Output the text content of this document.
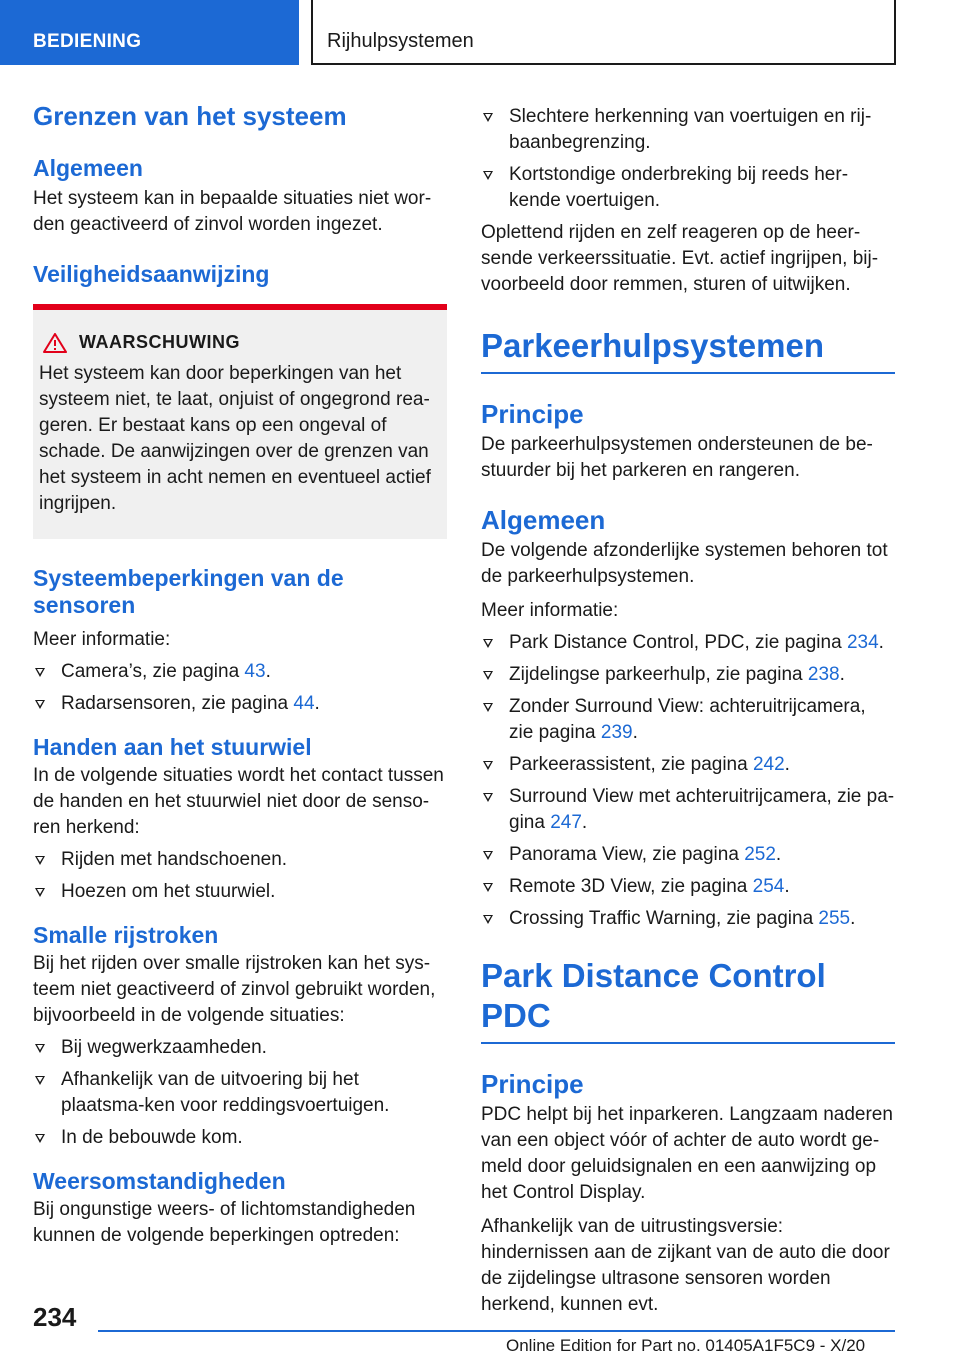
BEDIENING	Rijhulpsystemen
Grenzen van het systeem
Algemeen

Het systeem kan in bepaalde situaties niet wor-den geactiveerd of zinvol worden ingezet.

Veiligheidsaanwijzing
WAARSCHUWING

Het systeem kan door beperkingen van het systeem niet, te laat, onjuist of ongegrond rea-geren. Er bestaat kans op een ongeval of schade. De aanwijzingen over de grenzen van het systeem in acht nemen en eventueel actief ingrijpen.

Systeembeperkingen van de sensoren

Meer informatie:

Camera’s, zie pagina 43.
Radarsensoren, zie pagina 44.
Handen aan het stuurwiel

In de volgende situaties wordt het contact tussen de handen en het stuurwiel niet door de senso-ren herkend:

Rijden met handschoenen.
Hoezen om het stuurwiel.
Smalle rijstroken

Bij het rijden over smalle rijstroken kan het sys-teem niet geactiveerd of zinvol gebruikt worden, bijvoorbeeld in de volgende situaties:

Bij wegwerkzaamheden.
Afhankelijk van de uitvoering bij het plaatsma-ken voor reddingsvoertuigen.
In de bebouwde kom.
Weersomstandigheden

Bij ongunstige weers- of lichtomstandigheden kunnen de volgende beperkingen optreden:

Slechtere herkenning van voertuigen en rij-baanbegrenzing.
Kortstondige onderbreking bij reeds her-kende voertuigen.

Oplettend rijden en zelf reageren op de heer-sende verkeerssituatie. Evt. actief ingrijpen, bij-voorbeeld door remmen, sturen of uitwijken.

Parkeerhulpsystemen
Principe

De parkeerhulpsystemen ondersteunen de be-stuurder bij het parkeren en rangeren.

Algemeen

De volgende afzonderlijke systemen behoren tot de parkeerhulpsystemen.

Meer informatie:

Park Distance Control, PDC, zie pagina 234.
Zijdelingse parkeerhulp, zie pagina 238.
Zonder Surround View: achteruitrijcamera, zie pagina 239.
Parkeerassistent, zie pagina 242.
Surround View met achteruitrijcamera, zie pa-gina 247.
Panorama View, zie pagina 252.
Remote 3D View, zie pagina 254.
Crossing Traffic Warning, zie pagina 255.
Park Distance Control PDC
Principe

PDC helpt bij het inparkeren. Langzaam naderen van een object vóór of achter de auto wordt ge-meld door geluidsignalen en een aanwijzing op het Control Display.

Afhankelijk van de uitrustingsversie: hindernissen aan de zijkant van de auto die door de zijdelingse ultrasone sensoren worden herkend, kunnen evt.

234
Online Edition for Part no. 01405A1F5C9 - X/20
========
* WRITTEN EXERCISE *
Omit the pictures, then quote the rest of the material above exactly.

* ANSWER IN FULL *
Output the text content of this document.
BEDIENING	Rijhulpsystemen
Grenzen van het systeem
Algemeen

Het systeem kan in bepaalde situaties niet wor-den geactiveerd of zinvol worden ingezet.

Veiligheidsaanwijzing
WAARSCHUWING

Het systeem kan door beperkingen van het systeem niet, te laat, onjuist of ongegrond rea-geren. Er bestaat kans op een ongeval of schade. De aanwijzingen over de grenzen van het systeem in acht nemen en eventueel actief ingrijpen.

Systeembeperkingen van de sensoren

Meer informatie:

Camera’s, zie pagina 43.
Radarsensoren, zie pagina 44.
Handen aan het stuurwiel

In de volgende situaties wordt het contact tussen de handen en het stuurwiel niet door de senso-ren herkend:

Rijden met handschoenen.
Hoezen om het stuurwiel.
Smalle rijstroken

Bij het rijden over smalle rijstroken kan het sys-teem niet geactiveerd of zinvol gebruikt worden, bijvoorbeeld in de volgende situaties:

Bij wegwerkzaamheden.
Afhankelijk van de uitvoering bij het plaatsma-ken voor reddingsvoertuigen.
In de bebouwde kom.
Weersomstandigheden

Bij ongunstige weers- of lichtomstandigheden kunnen de volgende beperkingen optreden:

Slechtere herkenning van voertuigen en rij-baanbegrenzing.
Kortstondige onderbreking bij reeds her-kende voertuigen.

Oplettend rijden en zelf reageren op de heer-sende verkeerssituatie. Evt. actief ingrijpen, bij-voorbeeld door remmen, sturen of uitwijken.

Parkeerhulpsystemen
Principe

De parkeerhulpsystemen ondersteunen de be-stuurder bij het parkeren en rangeren.

Algemeen

De volgende afzonderlijke systemen behoren tot de parkeerhulpsystemen.

Meer informatie:

Park Distance Control, PDC, zie pagina 234.
Zijdelingse parkeerhulp, zie pagina 238.
Zonder Surround View: achteruitrijcamera, zie pagina 239.
Parkeerassistent, zie pagina 242.
Surround View met achteruitrijcamera, zie pa-gina 247.
Panorama View, zie pagina 252.
Remote 3D View, zie pagina 254.
Crossing Traffic Warning, zie pagina 255.
Park Distance Control PDC
Principe

PDC helpt bij het inparkeren. Langzaam naderen van een object vóór of achter de auto wordt ge-meld door geluidsignalen en een aanwijzing op het Control Display.

Afhankelijk van de uitrustingsversie: hindernissen aan de zijkant van de auto die door de zijdelingse ultrasone sensoren worden herkend, kunnen evt.

234
Online Edition for Part no. 01405A1F5C9 - X/20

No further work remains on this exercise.